* [EXERCISE]: Restate the data below word for word. Skip any images it contains.
────────
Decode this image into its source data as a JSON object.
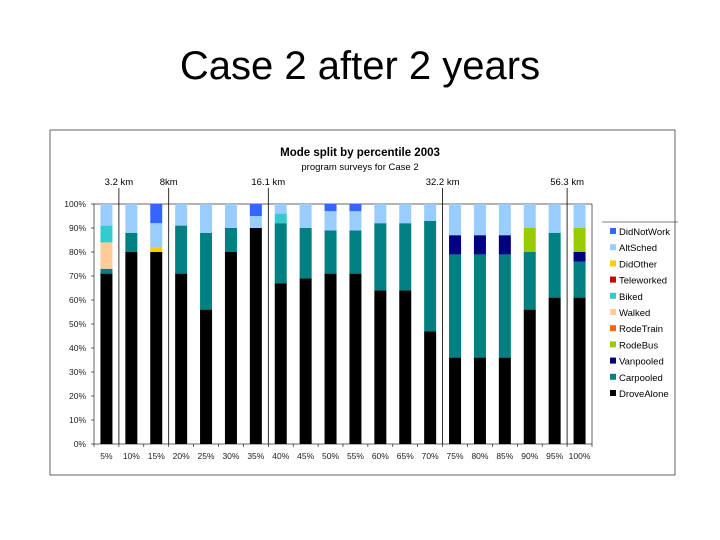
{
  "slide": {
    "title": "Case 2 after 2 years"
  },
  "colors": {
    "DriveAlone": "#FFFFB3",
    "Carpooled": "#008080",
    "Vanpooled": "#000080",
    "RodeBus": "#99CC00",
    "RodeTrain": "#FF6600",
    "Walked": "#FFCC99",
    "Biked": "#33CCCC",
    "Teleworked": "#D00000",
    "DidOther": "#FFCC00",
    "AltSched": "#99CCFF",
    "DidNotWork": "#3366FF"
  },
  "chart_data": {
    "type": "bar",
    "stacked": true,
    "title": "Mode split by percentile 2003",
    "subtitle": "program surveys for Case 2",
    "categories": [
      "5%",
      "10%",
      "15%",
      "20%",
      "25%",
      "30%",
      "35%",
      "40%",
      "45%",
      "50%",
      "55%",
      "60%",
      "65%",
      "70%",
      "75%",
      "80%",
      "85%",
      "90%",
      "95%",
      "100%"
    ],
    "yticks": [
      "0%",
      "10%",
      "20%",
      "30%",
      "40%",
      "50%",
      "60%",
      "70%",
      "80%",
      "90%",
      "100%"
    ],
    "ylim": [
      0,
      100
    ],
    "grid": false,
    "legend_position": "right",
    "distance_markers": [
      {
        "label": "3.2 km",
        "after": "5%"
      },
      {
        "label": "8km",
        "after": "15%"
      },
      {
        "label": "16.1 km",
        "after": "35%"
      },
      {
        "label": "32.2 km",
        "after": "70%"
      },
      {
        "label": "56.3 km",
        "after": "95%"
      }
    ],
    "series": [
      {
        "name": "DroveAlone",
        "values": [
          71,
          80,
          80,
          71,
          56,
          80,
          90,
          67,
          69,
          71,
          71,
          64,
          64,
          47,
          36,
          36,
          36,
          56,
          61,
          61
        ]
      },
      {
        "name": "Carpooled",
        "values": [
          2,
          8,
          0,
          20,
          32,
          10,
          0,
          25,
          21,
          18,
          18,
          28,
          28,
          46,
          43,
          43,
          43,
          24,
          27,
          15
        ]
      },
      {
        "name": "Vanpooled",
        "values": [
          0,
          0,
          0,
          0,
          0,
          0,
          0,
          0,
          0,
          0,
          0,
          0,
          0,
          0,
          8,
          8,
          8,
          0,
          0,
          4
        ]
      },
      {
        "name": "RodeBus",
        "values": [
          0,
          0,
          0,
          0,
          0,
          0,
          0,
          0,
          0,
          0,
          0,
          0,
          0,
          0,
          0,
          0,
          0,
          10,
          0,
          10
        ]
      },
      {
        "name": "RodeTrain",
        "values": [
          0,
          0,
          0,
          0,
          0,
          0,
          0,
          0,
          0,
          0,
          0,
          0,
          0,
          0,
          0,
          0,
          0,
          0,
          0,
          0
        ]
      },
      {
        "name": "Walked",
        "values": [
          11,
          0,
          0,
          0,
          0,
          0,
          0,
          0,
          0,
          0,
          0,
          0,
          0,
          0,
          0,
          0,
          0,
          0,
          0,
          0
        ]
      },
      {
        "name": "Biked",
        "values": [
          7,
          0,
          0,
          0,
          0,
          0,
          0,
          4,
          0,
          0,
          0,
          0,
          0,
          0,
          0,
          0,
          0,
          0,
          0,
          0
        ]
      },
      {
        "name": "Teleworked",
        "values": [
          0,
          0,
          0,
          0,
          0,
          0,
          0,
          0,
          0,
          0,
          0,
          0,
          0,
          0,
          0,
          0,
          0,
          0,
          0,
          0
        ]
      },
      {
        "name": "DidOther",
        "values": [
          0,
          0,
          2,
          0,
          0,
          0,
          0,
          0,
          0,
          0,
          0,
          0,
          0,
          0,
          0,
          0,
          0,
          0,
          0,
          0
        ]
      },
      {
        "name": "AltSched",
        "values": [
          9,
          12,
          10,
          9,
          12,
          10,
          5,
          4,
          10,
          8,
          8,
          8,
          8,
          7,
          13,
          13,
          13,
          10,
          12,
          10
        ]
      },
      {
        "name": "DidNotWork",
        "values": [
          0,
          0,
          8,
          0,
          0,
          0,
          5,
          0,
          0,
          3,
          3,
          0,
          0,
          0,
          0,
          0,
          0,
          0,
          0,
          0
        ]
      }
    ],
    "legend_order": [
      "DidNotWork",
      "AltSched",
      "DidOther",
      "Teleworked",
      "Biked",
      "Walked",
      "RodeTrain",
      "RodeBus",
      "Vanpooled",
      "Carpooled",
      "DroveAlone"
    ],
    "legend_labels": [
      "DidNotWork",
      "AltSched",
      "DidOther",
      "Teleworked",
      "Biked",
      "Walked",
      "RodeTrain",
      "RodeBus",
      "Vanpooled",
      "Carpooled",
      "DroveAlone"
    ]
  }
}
────────
* [WRITTEN SOLUTION]:
Decode this image into its source data as a JSON object.
{
  "slide": {
    "title": "Case 2 after 2 years"
  },
  "colors": {
    "DriveAlone": "#FFFFB3",
    "Carpooled": "#008080",
    "Vanpooled": "#000080",
    "RodeBus": "#99CC00",
    "RodeTrain": "#FF6600",
    "Walked": "#FFCC99",
    "Biked": "#33CCCC",
    "Teleworked": "#D00000",
    "DidOther": "#FFCC00",
    "AltSched": "#99CCFF",
    "DidNotWork": "#3366FF"
  },
  "chart_data": {
    "type": "bar",
    "stacked": true,
    "title": "Mode split by percentile 2003",
    "subtitle": "program surveys for Case 2",
    "categories": [
      "5%",
      "10%",
      "15%",
      "20%",
      "25%",
      "30%",
      "35%",
      "40%",
      "45%",
      "50%",
      "55%",
      "60%",
      "65%",
      "70%",
      "75%",
      "80%",
      "85%",
      "90%",
      "95%",
      "100%"
    ],
    "yticks": [
      "0%",
      "10%",
      "20%",
      "30%",
      "40%",
      "50%",
      "60%",
      "70%",
      "80%",
      "90%",
      "100%"
    ],
    "ylim": [
      0,
      100
    ],
    "grid": false,
    "legend_position": "right",
    "distance_markers": [
      {
        "label": "3.2 km",
        "after": "5%"
      },
      {
        "label": "8km",
        "after": "15%"
      },
      {
        "label": "16.1 km",
        "after": "35%"
      },
      {
        "label": "32.2 km",
        "after": "70%"
      },
      {
        "label": "56.3 km",
        "after": "95%"
      }
    ],
    "series": [
      {
        "name": "DroveAlone",
        "values": [
          71,
          80,
          80,
          71,
          56,
          80,
          90,
          67,
          69,
          71,
          71,
          64,
          64,
          47,
          36,
          36,
          36,
          56,
          61,
          61
        ]
      },
      {
        "name": "Carpooled",
        "values": [
          2,
          8,
          0,
          20,
          32,
          10,
          0,
          25,
          21,
          18,
          18,
          28,
          28,
          46,
          43,
          43,
          43,
          24,
          27,
          15
        ]
      },
      {
        "name": "Vanpooled",
        "values": [
          0,
          0,
          0,
          0,
          0,
          0,
          0,
          0,
          0,
          0,
          0,
          0,
          0,
          0,
          8,
          8,
          8,
          0,
          0,
          4
        ]
      },
      {
        "name": "RodeBus",
        "values": [
          0,
          0,
          0,
          0,
          0,
          0,
          0,
          0,
          0,
          0,
          0,
          0,
          0,
          0,
          0,
          0,
          0,
          10,
          0,
          10
        ]
      },
      {
        "name": "RodeTrain",
        "values": [
          0,
          0,
          0,
          0,
          0,
          0,
          0,
          0,
          0,
          0,
          0,
          0,
          0,
          0,
          0,
          0,
          0,
          0,
          0,
          0
        ]
      },
      {
        "name": "Walked",
        "values": [
          11,
          0,
          0,
          0,
          0,
          0,
          0,
          0,
          0,
          0,
          0,
          0,
          0,
          0,
          0,
          0,
          0,
          0,
          0,
          0
        ]
      },
      {
        "name": "Biked",
        "values": [
          7,
          0,
          0,
          0,
          0,
          0,
          0,
          4,
          0,
          0,
          0,
          0,
          0,
          0,
          0,
          0,
          0,
          0,
          0,
          0
        ]
      },
      {
        "name": "Teleworked",
        "values": [
          0,
          0,
          0,
          0,
          0,
          0,
          0,
          0,
          0,
          0,
          0,
          0,
          0,
          0,
          0,
          0,
          0,
          0,
          0,
          0
        ]
      },
      {
        "name": "DidOther",
        "values": [
          0,
          0,
          2,
          0,
          0,
          0,
          0,
          0,
          0,
          0,
          0,
          0,
          0,
          0,
          0,
          0,
          0,
          0,
          0,
          0
        ]
      },
      {
        "name": "AltSched",
        "values": [
          9,
          12,
          10,
          9,
          12,
          10,
          5,
          4,
          10,
          8,
          8,
          8,
          8,
          7,
          13,
          13,
          13,
          10,
          12,
          10
        ]
      },
      {
        "name": "DidNotWork",
        "values": [
          0,
          0,
          8,
          0,
          0,
          0,
          5,
          0,
          0,
          3,
          3,
          0,
          0,
          0,
          0,
          0,
          0,
          0,
          0,
          0
        ]
      }
    ],
    "legend_order": [
      "DidNotWork",
      "AltSched",
      "DidOther",
      "Teleworked",
      "Biked",
      "Walked",
      "RodeTrain",
      "RodeBus",
      "Vanpooled",
      "Carpooled",
      "DroveAlone"
    ],
    "legend_labels": [
      "DidNotWork",
      "AltSched",
      "DidOther",
      "Teleworked",
      "Biked",
      "Walked",
      "RodeTrain",
      "RodeBus",
      "Vanpooled",
      "Carpooled",
      "DroveAlone"
    ]
  }
}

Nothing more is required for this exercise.